• Exercise brief:
Reproduce the full listing that appears beneath this instruction exactly.

• Records supplied:
- - - - -
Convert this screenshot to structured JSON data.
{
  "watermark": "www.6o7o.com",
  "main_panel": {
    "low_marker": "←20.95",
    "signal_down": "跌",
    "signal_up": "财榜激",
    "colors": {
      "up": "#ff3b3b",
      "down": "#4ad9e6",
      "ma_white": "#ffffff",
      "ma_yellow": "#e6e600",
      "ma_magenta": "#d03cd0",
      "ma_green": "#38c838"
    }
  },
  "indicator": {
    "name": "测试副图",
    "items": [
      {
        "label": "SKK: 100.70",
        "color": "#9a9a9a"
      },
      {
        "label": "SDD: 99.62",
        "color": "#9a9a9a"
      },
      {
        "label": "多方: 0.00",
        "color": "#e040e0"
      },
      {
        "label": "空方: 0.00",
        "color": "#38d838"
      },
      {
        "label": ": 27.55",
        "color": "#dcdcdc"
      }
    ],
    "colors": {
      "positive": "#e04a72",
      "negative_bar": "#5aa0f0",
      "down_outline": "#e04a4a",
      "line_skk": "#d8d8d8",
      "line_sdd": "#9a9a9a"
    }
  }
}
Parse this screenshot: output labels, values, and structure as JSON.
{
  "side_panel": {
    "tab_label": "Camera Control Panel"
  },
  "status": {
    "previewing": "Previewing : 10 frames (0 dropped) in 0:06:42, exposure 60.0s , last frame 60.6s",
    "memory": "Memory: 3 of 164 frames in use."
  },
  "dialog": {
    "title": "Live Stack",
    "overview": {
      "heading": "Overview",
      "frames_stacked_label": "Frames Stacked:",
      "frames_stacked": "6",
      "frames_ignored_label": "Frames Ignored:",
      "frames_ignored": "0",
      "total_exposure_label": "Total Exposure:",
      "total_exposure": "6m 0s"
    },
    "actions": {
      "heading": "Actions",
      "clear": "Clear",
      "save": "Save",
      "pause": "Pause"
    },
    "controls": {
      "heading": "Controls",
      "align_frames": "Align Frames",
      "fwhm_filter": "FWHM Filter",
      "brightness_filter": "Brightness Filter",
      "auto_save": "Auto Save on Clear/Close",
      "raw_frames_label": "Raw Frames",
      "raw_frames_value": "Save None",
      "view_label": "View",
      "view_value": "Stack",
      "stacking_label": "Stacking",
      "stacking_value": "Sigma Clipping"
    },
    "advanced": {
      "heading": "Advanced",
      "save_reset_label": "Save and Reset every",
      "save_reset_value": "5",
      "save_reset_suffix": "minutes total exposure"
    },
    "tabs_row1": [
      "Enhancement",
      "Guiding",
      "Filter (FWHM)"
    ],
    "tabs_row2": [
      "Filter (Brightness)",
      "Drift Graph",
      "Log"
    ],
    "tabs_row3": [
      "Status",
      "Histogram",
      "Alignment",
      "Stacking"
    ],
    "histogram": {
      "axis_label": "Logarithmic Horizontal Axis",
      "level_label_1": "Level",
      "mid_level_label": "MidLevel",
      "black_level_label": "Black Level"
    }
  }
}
- - - - -
• Result below:
Convert this screenshot to structured JSON data.
{
  "watermark": "www.6o7o.com",
  "main_panel": {
    "low_marker": "←20.95",
    "signal_down": "跌",
    "signal_up": "财榜激",
    "colors": {
      "up": "#ff3b3b",
      "down": "#4ad9e6",
      "ma_white": "#ffffff",
      "ma_yellow": "#e6e600",
      "ma_magenta": "#d03cd0",
      "ma_green": "#38c838"
    }
  },
  "indicator": {
    "name": "测试副图",
    "items": [
      {
        "label": "SKK: 100.70",
        "color": "#9a9a9a"
      },
      {
        "label": "SDD: 99.62",
        "color": "#9a9a9a"
      },
      {
        "label": "多方: 0.00",
        "color": "#e040e0"
      },
      {
        "label": "空方: 0.00",
        "color": "#38d838"
      },
      {
        "label": ": 27.55",
        "color": "#dcdcdc"
      }
    ],
    "colors": {
      "positive": "#e04a72",
      "negative_bar": "#5aa0f0",
      "down_outline": "#e04a4a",
      "line_skk": "#d8d8d8",
      "line_sdd": "#9a9a9a"
    }
  }
}
Parse this screenshot: output labels, values, and structure as JSON.
{
  "side_panel": {
    "tab_label": "Camera Control Panel"
  },
  "status": {
    "previewing": "Previewing : 10 frames (0 dropped) in 0:06:42, exposure 60.0s , last frame 60.6s",
    "memory": "Memory: 3 of 164 frames in use."
  },
  "dialog": {
    "title": "Live Stack",
    "overview": {
      "heading": "Overview",
      "frames_stacked_label": "Frames Stacked:",
      "frames_stacked": "6",
      "frames_ignored_label": "Frames Ignored:",
      "frames_ignored": "0",
      "total_exposure_label": "Total Exposure:",
      "total_exposure": "6m 0s"
    },
    "actions": {
      "heading": "Actions",
      "clear": "Clear",
      "save": "Save",
      "pause": "Pause"
    },
    "controls": {
      "heading": "Controls",
      "align_frames": "Align Frames",
      "fwhm_filter": "FWHM Filter",
      "brightness_filter": "Brightness Filter",
      "auto_save": "Auto Save on Clear/Close",
      "raw_frames_label": "Raw Frames",
      "raw_frames_value": "Save None",
      "view_label": "View",
      "view_value": "Stack",
      "stacking_label": "Stacking",
      "stacking_value": "Sigma Clipping"
    },
    "advanced": {
      "heading": "Advanced",
      "save_reset_label": "Save and Reset every",
      "save_reset_value": "5",
      "save_reset_suffix": "minutes total exposure"
    },
    "tabs_row1": [
      "Enhancement",
      "Guiding",
      "Filter (FWHM)"
    ],
    "tabs_row2": [
      "Filter (Brightness)",
      "Drift Graph",
      "Log"
    ],
    "tabs_row3": [
      "Status",
      "Histogram",
      "Alignment",
      "Stacking"
    ],
    "histogram": {
      "axis_label": "Logarithmic Horizontal Axis",
      "level_label_1": "Level",
      "mid_level_label": "MidLevel",
      "black_level_label": "Black Level"
    }
  }
}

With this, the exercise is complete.